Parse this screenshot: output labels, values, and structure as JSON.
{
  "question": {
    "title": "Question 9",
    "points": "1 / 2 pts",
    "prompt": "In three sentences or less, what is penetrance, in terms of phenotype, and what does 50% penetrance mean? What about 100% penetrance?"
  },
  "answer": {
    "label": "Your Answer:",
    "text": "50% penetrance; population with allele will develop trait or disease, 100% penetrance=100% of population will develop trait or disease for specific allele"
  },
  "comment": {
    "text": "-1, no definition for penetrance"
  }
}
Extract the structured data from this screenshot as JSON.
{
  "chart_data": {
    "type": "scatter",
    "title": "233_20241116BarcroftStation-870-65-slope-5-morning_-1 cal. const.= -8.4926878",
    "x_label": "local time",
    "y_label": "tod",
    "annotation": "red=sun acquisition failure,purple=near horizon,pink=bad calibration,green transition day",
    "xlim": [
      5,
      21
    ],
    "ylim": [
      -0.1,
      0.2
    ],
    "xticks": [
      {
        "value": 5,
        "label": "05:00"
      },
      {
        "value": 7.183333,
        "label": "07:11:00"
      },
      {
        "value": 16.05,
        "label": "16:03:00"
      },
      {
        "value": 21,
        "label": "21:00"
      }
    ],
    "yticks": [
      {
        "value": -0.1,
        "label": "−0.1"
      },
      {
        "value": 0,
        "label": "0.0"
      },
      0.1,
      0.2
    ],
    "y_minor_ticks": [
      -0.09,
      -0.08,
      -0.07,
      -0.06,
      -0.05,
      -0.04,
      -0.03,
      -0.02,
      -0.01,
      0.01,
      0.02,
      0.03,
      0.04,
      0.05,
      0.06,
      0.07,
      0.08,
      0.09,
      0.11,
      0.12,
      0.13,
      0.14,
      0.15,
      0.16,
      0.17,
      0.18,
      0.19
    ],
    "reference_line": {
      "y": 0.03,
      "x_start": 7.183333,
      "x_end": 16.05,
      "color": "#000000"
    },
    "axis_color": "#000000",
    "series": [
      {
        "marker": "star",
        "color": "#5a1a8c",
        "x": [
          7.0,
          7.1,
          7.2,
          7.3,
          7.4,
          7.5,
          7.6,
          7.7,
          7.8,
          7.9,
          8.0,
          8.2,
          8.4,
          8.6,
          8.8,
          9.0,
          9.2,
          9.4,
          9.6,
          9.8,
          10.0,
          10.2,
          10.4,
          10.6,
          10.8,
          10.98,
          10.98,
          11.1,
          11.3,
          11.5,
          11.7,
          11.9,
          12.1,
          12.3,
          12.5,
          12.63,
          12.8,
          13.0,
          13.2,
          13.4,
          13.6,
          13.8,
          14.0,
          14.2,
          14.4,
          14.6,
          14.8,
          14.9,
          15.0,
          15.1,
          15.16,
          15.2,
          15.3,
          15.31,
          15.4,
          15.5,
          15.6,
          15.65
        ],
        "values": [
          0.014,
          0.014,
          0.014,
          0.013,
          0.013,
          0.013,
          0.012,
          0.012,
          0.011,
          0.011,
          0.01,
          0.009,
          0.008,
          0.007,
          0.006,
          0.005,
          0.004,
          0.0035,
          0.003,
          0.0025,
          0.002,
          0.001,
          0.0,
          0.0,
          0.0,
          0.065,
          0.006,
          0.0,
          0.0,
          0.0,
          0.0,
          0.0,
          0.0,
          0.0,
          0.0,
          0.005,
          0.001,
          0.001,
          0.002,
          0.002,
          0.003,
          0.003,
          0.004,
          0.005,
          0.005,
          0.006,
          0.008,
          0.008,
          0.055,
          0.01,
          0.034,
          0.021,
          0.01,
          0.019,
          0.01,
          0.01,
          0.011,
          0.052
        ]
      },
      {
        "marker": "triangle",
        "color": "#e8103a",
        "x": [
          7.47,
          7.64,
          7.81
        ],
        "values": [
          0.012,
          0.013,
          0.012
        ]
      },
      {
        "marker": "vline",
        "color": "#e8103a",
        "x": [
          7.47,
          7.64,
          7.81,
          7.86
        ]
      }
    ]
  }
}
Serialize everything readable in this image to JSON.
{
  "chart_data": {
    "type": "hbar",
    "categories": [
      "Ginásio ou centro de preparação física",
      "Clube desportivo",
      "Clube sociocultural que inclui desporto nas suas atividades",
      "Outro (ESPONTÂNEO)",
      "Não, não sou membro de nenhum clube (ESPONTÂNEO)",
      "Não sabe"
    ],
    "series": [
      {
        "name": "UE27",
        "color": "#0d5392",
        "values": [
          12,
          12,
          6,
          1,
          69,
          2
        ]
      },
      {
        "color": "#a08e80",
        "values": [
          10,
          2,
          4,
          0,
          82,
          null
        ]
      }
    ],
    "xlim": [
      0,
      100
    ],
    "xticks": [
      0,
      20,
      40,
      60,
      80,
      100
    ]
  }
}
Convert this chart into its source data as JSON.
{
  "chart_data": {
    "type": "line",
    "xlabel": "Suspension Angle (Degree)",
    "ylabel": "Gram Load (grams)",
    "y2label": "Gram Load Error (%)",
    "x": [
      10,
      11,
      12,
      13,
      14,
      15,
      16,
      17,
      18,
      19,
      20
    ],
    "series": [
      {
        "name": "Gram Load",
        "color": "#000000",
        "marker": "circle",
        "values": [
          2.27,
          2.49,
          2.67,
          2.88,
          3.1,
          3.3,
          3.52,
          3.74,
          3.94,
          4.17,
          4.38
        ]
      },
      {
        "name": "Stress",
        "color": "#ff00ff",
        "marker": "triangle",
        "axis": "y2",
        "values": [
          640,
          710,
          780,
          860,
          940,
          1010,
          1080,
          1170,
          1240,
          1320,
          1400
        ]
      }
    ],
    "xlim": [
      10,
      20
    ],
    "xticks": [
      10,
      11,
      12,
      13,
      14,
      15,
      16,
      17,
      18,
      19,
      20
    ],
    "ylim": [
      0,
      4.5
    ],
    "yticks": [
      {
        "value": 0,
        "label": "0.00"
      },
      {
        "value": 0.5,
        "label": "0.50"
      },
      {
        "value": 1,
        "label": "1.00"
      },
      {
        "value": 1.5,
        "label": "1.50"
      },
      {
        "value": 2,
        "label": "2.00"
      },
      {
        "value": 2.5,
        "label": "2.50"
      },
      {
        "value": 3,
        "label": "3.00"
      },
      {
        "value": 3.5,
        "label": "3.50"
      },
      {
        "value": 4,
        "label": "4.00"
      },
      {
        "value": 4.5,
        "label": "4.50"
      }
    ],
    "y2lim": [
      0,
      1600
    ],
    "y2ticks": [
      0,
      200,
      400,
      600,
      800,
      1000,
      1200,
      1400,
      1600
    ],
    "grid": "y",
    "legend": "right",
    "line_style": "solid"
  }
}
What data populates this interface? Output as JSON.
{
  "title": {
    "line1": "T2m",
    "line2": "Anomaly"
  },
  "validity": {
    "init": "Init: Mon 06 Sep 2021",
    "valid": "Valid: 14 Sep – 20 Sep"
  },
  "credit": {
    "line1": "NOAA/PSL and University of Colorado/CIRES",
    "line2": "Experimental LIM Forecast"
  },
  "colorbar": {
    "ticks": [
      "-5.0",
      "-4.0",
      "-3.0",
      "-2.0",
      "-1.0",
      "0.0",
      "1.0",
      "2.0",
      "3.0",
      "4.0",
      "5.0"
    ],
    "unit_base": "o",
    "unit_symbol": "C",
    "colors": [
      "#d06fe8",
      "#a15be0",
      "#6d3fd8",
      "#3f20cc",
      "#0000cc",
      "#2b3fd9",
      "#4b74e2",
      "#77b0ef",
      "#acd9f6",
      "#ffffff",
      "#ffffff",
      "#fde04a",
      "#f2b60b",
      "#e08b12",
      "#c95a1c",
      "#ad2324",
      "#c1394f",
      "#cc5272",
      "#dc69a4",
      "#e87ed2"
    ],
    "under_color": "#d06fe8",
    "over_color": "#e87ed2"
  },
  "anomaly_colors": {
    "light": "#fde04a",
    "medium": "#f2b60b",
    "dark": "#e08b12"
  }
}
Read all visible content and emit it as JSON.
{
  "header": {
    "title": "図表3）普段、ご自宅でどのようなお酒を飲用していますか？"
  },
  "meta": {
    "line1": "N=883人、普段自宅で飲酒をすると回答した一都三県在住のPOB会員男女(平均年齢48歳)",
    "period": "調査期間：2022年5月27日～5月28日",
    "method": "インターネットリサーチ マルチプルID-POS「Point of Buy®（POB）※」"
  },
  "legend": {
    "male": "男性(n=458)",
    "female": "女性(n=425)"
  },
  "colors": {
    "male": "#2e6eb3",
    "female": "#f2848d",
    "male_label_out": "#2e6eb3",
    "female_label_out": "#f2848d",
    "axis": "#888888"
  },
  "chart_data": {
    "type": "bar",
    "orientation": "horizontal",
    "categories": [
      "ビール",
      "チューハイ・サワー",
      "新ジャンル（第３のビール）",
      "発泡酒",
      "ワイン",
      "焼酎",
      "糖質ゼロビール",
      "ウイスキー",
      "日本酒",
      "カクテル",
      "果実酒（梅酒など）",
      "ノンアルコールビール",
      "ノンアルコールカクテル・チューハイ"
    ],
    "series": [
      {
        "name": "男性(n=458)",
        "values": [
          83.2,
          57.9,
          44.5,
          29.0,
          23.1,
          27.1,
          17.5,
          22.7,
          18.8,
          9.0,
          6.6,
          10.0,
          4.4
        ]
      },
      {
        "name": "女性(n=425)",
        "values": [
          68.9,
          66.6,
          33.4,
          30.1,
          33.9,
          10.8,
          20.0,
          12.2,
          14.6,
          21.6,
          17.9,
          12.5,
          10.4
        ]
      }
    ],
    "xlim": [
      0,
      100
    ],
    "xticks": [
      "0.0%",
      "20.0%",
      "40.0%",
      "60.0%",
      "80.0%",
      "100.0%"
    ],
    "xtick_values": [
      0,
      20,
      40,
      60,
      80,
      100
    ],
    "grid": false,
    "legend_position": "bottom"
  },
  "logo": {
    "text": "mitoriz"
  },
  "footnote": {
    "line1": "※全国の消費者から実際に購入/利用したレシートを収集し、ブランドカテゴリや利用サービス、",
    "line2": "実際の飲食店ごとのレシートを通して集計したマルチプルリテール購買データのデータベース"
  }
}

▶ [What you are asked to do] Gather every line from the listing above in which the word "text" appears.

▶ [Complete answer]
    "text": "50% penetrance; population with allele will develop trait or disease, 100% penetrance=100% of population will develop trait or disease for specific allele"
    "text": "-1, no definition for penetrance"
    "text": "mitoriz"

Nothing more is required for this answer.